[Entries with figure data]
==============================
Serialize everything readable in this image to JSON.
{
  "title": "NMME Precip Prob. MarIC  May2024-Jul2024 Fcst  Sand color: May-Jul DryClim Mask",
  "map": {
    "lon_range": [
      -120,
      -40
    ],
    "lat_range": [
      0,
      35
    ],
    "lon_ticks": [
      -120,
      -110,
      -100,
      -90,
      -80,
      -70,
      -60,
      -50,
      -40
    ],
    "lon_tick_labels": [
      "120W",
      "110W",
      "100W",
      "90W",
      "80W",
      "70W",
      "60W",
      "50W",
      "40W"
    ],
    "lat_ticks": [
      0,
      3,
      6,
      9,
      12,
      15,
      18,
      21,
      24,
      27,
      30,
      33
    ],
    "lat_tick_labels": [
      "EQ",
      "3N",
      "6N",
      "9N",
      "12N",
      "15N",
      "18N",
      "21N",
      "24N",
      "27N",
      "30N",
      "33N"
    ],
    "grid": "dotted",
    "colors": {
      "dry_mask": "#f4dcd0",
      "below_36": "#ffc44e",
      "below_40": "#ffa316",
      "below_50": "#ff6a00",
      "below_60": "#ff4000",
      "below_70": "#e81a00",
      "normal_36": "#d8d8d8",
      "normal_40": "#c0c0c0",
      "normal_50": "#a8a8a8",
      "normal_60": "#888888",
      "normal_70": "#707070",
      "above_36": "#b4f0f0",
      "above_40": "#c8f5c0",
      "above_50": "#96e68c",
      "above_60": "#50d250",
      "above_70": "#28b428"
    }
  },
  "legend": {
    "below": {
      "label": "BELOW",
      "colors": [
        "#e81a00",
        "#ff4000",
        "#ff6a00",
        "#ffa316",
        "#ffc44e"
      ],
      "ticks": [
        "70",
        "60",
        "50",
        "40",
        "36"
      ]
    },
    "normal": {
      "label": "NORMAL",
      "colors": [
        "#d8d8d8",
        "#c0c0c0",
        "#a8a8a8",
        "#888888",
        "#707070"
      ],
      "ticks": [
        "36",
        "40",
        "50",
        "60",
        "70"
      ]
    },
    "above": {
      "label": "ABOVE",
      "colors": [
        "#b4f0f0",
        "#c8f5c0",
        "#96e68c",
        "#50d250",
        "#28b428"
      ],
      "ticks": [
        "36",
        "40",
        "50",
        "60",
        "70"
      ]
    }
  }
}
==============================
Your task is to quote all of the data word for word.

▸ CORRECT RESULT
Serialize everything readable in this image to JSON.
{
  "title": "NMME Precip Prob. MarIC  May2024-Jul2024 Fcst  Sand color: May-Jul DryClim Mask",
  "map": {
    "lon_range": [
      -120,
      -40
    ],
    "lat_range": [
      0,
      35
    ],
    "lon_ticks": [
      -120,
      -110,
      -100,
      -90,
      -80,
      -70,
      -60,
      -50,
      -40
    ],
    "lon_tick_labels": [
      "120W",
      "110W",
      "100W",
      "90W",
      "80W",
      "70W",
      "60W",
      "50W",
      "40W"
    ],
    "lat_ticks": [
      0,
      3,
      6,
      9,
      12,
      15,
      18,
      21,
      24,
      27,
      30,
      33
    ],
    "lat_tick_labels": [
      "EQ",
      "3N",
      "6N",
      "9N",
      "12N",
      "15N",
      "18N",
      "21N",
      "24N",
      "27N",
      "30N",
      "33N"
    ],
    "grid": "dotted",
    "colors": {
      "dry_mask": "#f4dcd0",
      "below_36": "#ffc44e",
      "below_40": "#ffa316",
      "below_50": "#ff6a00",
      "below_60": "#ff4000",
      "below_70": "#e81a00",
      "normal_36": "#d8d8d8",
      "normal_40": "#c0c0c0",
      "normal_50": "#a8a8a8",
      "normal_60": "#888888",
      "normal_70": "#707070",
      "above_36": "#b4f0f0",
      "above_40": "#c8f5c0",
      "above_50": "#96e68c",
      "above_60": "#50d250",
      "above_70": "#28b428"
    }
  },
  "legend": {
    "below": {
      "label": "BELOW",
      "colors": [
        "#e81a00",
        "#ff4000",
        "#ff6a00",
        "#ffa316",
        "#ffc44e"
      ],
      "ticks": [
        "70",
        "60",
        "50",
        "40",
        "36"
      ]
    },
    "normal": {
      "label": "NORMAL",
      "colors": [
        "#d8d8d8",
        "#c0c0c0",
        "#a8a8a8",
        "#888888",
        "#707070"
      ],
      "ticks": [
        "36",
        "40",
        "50",
        "60",
        "70"
      ]
    },
    "above": {
      "label": "ABOVE",
      "colors": [
        "#b4f0f0",
        "#c8f5c0",
        "#96e68c",
        "#50d250",
        "#28b428"
      ],
      "ticks": [
        "36",
        "40",
        "50",
        "60",
        "70"
      ]
    }
  }
}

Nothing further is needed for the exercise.